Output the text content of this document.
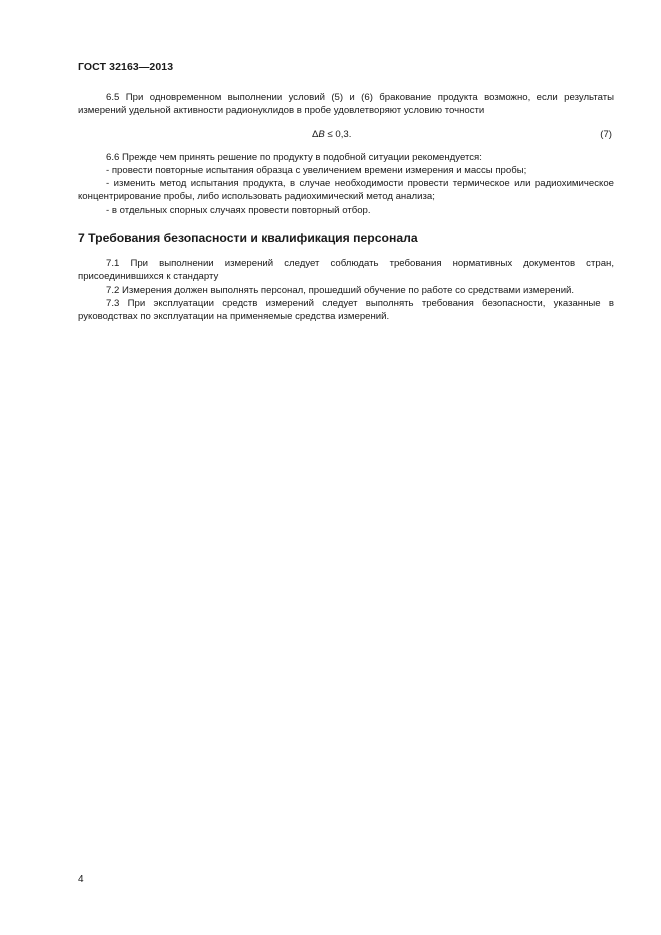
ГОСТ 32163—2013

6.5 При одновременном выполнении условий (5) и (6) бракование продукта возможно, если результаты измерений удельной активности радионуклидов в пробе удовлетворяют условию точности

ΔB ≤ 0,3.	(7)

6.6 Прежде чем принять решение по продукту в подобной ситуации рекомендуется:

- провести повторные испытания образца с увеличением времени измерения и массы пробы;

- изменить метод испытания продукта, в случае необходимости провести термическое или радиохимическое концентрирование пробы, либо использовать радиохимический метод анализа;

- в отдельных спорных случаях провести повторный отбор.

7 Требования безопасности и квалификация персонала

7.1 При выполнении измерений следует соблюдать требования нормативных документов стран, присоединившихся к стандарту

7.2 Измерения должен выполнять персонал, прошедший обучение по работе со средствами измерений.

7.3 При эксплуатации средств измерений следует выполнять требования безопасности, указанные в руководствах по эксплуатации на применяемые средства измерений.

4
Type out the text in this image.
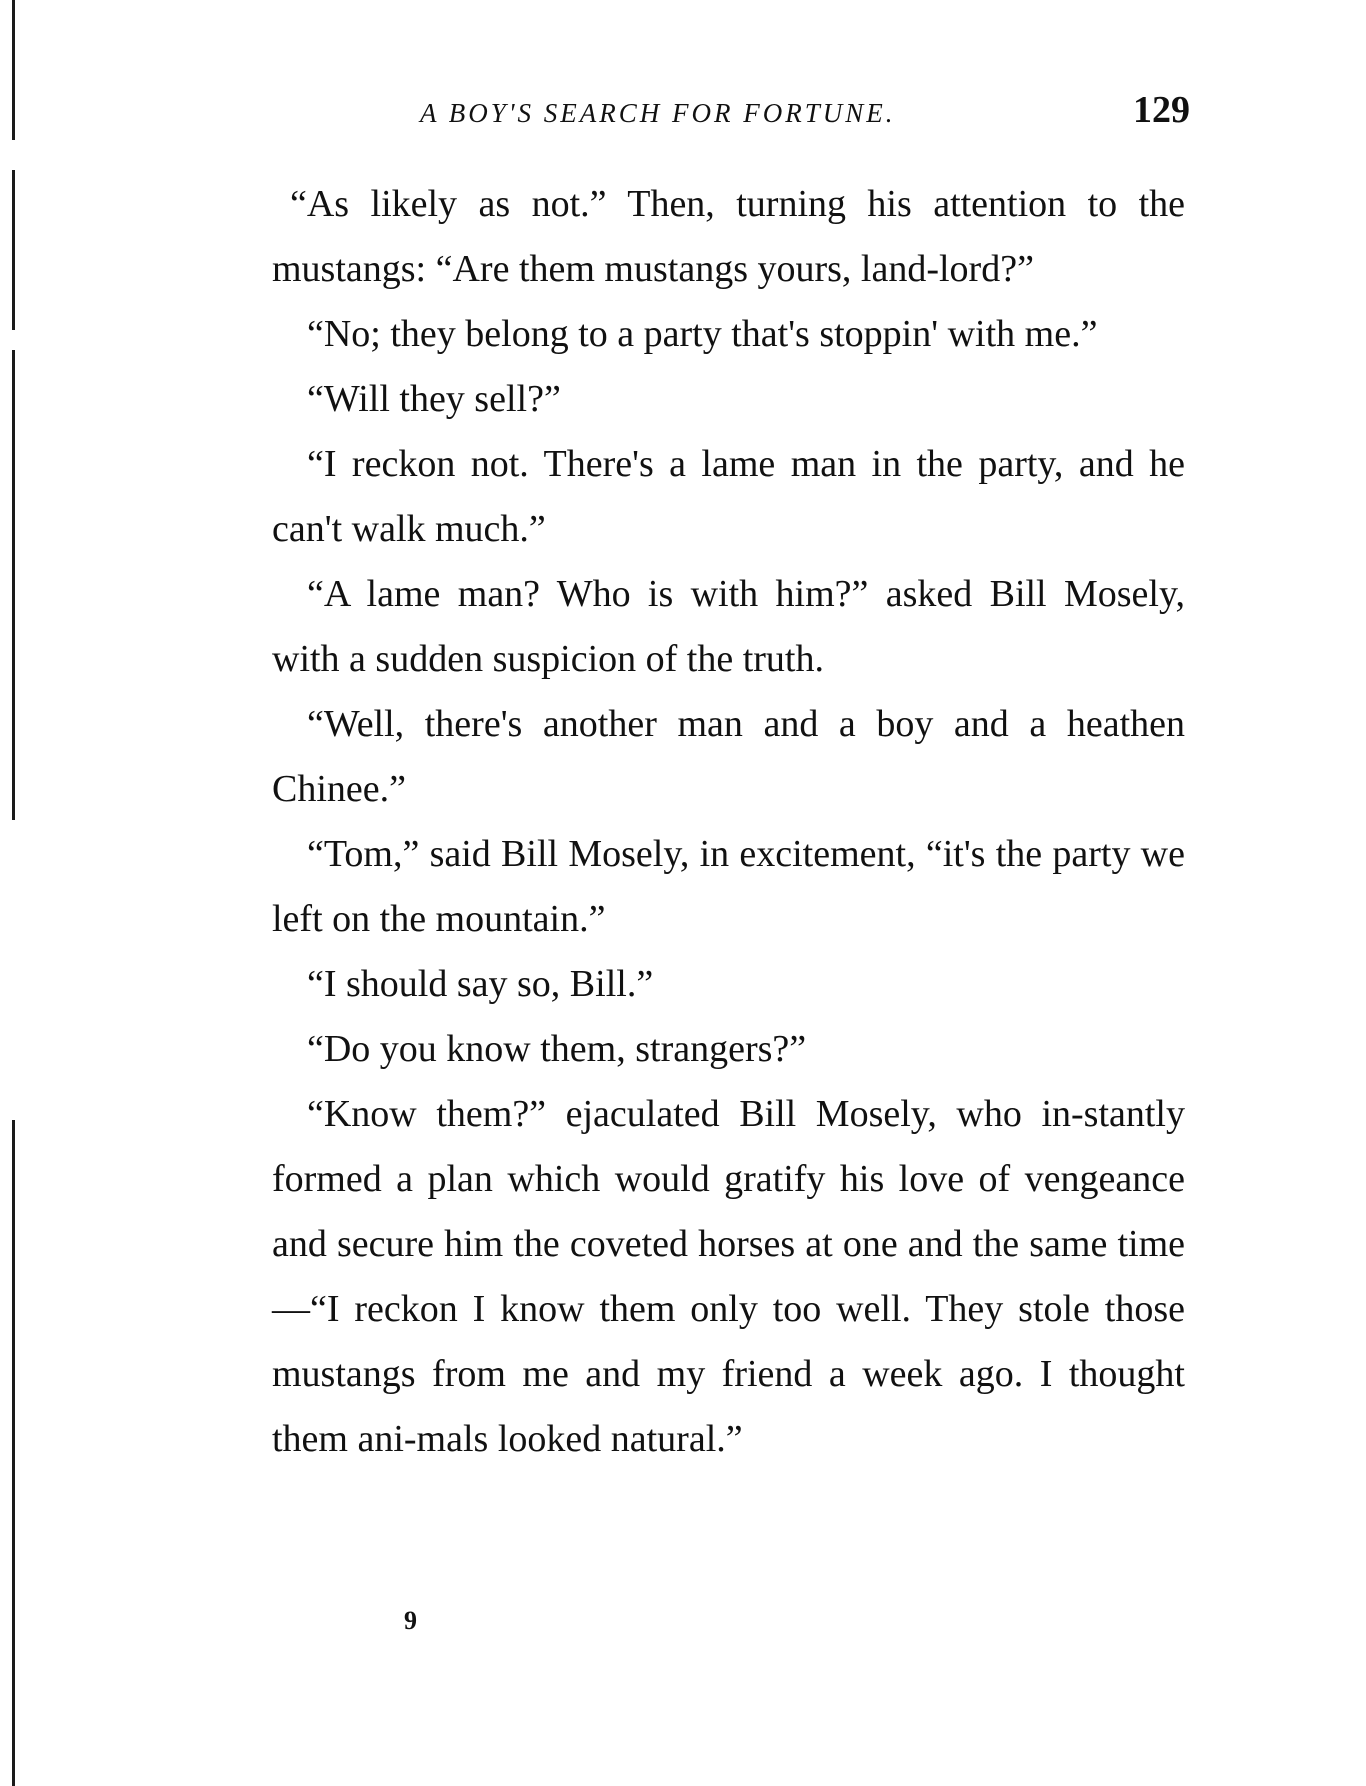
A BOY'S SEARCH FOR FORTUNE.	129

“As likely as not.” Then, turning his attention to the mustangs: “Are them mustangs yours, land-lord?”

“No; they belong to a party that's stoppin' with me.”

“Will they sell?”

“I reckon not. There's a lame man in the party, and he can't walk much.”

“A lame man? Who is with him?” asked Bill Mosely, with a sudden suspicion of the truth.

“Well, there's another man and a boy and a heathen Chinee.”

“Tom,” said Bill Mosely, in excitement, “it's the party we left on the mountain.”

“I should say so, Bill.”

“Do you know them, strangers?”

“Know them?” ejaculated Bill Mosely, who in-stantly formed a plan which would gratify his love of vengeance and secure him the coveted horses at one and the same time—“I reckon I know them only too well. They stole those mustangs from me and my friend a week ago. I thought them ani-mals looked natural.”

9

- - -

■ **What the task requires**
All of the data needs repeating exactly, but the pictures do not.

■ **Output for this task**
Output the text content of this document.
ГОСТ 32163—2013

6.5 При одновременном выполнении условий (5) и (6) бракование продукта возможно, если результаты измерений удельной активности радионуклидов в пробе удовлетворяют условию точности

ΔB ≤ 0,3.	(7)

6.6 Прежде чем принять решение по продукту в подобной ситуации рекомендуется:

- провести повторные испытания образца с увеличением времени измерения и массы пробы;

- изменить метод испытания продукта, в случае необходимости провести термическое или радиохимическое концентрирование пробы, либо использовать радиохимический метод анализа;

- в отдельных спорных случаях провести повторный отбор.

7 Требования безопасности и квалификация персонала

7.1 При выполнении измерений следует соблюдать требования нормативных документов стран, присоединившихся к стандарту

7.2 Измерения должен выполнять персонал, прошедший обучение по работе со средствами измерений.

7.3 При эксплуатации средств измерений следует выполнять требования безопасности, указанные в руководствах по эксплуатации на применяемые средства измерений.

4
Type out the text in this image.
A BOY'S SEARCH FOR FORTUNE.	129

“As likely as not.” Then, turning his attention to the mustangs: “Are them mustangs yours, land-lord?”

“No; they belong to a party that's stoppin' with me.”

“Will they sell?”

“I reckon not. There's a lame man in the party, and he can't walk much.”

“A lame man? Who is with him?” asked Bill Mosely, with a sudden suspicion of the truth.

“Well, there's another man and a boy and a heathen Chinee.”

“Tom,” said Bill Mosely, in excitement, “it's the party we left on the mountain.”

“I should say so, Bill.”

“Do you know them, strangers?”

“Know them?” ejaculated Bill Mosely, who in-stantly formed a plan which would gratify his love of vengeance and secure him the coveted horses at one and the same time—“I reckon I know them only too well. They stole those mustangs from me and my friend a week ago. I thought them ani-mals looked natural.”

9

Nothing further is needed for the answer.